Required work =
(A) The passage on youth physical activity calls intramurals an example of inclusive programs. What reason does it give?
(B) Write the next part of the passage on school-based youth physical activity, starting after its last sentence.

------ Excerpted passage

Youth are an important target for physical activity interventions, because health behaviours (e.g., physical activity, sedentary behaviour and diet) continue to shape and form during this time [12,13,14,15]. As highlighted in the social ecological model, the environment is an important factor influencing health behaviour [16]. Of particular interest is the school-environment because school-level programs, policies and the built environment all interrelate to influence youth physical activity behaviour [17,18,19]. School-based physical activity programs can effectively target physical inactivity [20,21], especially if these programs are inclusive and accessible to a large proportion of the youth population [22]. Intramurals (e.g., intra-scholastic sports) are played or participated in by students within the same school, and are an example of such inclusive programs, as these activities typically do not involve a fee or a high level of skill to partake in [23].

------------
------ Items

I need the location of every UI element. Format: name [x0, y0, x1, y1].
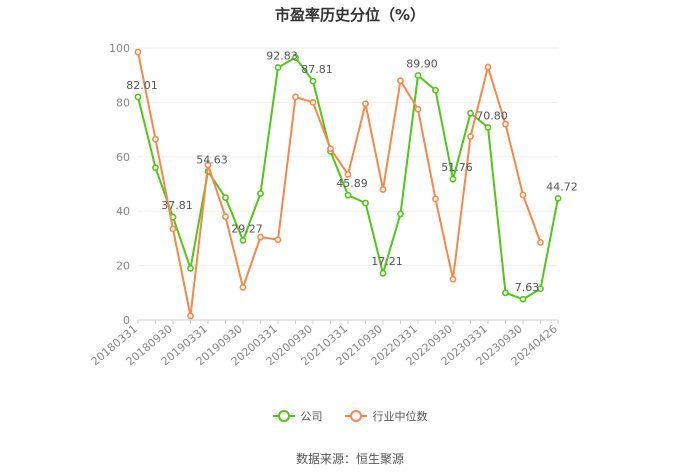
data-point	[134, 93, 142, 101]
data-point	[134, 48, 142, 56]
chart-title: 市盈率历史分位（%）	[274, 6, 426, 24]
data-point	[239, 236, 247, 244]
data-point	[519, 295, 527, 303]
data-label: 45.89	[336, 177, 368, 190]
data-point	[519, 191, 527, 199]
data-label: 89.90	[406, 57, 438, 70]
series-line-1	[137, 51, 542, 317]
data-point	[414, 72, 422, 79]
y-tick-label: 40	[116, 205, 130, 218]
y-tick-label: 0	[123, 314, 130, 327]
data-point	[537, 285, 544, 293]
data-label: 87.81	[301, 63, 333, 76]
data-point	[309, 99, 317, 106]
data-point	[397, 210, 404, 218]
data-point	[239, 283, 247, 291]
data-point	[554, 194, 562, 202]
y-tick-label: 60	[116, 151, 130, 164]
data-point	[187, 312, 194, 320]
data-point	[484, 124, 492, 131]
data-point	[222, 213, 229, 221]
data-point	[344, 191, 352, 199]
data-point	[502, 120, 509, 128]
data-source-note: 数据来源：恒生聚源	[295, 452, 404, 466]
data-label: 51.76	[441, 161, 473, 174]
legend-item-industry-median[interactable]: 行业中位数	[344, 408, 428, 424]
data-point	[379, 269, 387, 277]
data-label: 92.83	[266, 50, 298, 63]
data-point	[467, 109, 474, 117]
data-label: 54.63	[196, 153, 228, 166]
data-point	[152, 135, 159, 143]
data-point	[432, 86, 439, 94]
data-label: 7.63	[515, 281, 540, 294]
y-tick-label: 80	[116, 96, 130, 109]
data-label: 70.80	[476, 109, 508, 122]
data-point	[449, 275, 457, 283]
data-point	[309, 77, 317, 85]
data-point	[379, 186, 387, 193]
data-point	[502, 289, 509, 297]
data-point	[537, 239, 544, 246]
legend-swatch-industry-icon	[344, 410, 367, 422]
legend-label-industry-median: 行业中位数	[372, 410, 428, 423]
data-point	[292, 93, 299, 101]
data-point	[152, 164, 159, 172]
data-point	[274, 64, 282, 71]
line-chart: 0204060801002018033120180930201903312019…	[89, 42, 578, 368]
data-point	[327, 145, 334, 153]
data-point	[222, 194, 229, 201]
data-point	[397, 77, 404, 85]
legend: 公司 行业中位数	[0, 408, 700, 424]
data-label: 29.27	[231, 222, 263, 235]
data-point	[414, 105, 422, 113]
data-point	[257, 233, 264, 241]
data-point	[169, 225, 177, 233]
legend-item-company[interactable]: 公司	[272, 408, 323, 424]
data-point	[344, 171, 352, 178]
y-tick-label: 100	[109, 42, 130, 55]
y-tick-label: 20	[116, 260, 130, 273]
data-label: 17.21	[371, 255, 403, 268]
data-point	[274, 236, 282, 244]
data-point	[204, 161, 212, 169]
data-point	[362, 100, 369, 108]
data-label: 44.72	[546, 180, 578, 193]
data-point	[187, 264, 194, 272]
data-point	[292, 54, 299, 61]
data-point	[362, 199, 369, 207]
data-point	[449, 175, 457, 183]
legend-label-company: 公司	[300, 410, 323, 423]
data-point	[257, 190, 264, 197]
legend-swatch-company-icon	[272, 410, 295, 422]
data-point	[484, 63, 492, 71]
data-point	[432, 195, 439, 203]
data-point	[467, 132, 474, 140]
data-label: 37.81	[161, 199, 193, 212]
data-label: 82.01	[126, 79, 158, 92]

------------

Expected results =
(A) Intramurals typically do not involve a fee or a high level of skill to take part in.

(B)
Participation in intramurals is positively associated with youth physical activity [18,24,25,26], however there is limited knowledge on how these programs affect MVPA over time. Not only is the longitudinal effect of intramurals on youth MVPA not well understood, but there are different types of intramurals, including individual activities (e.g., yoga, running club) and team activities (e.g., soccer, tennis), which may differentially affect youth physical activity. Previous research suggests that individual and team sports have different effects on female and male sport participation, as female youth are more likely to participate in individual sports, while males are more likely to participate in team sports [27,28]. Additionally, participation in team sports is generally associated with more physical activity compared to individual sports [27,29], highlighting that types of intramurals may have differential effects on physical activity.
There is a paucity of literature available to help inform schools on which intramural options provide an effective impact on improving student physical activity levels. However, in real-world practice, schools continue to add and remove a variety of different intramural programs regardless of the lack of scientific evidence guiding those decisions. This creates a unique opportunity to generate practice-based evidence by evaluating the impact that these ongoing real-world changes to intramurals have on student physical activity within the context of a natural experiment [30]. As such, this research aims to use a natural experimental study design to evaluate how ongoing changes in school-level individual and team intramurals impact female and male youth MVPA over time. The results from this study will provide practice-based evidence that can be used by schools to help inform the offering of intramurals, to ultimately increase participation and physical activity among the youth population.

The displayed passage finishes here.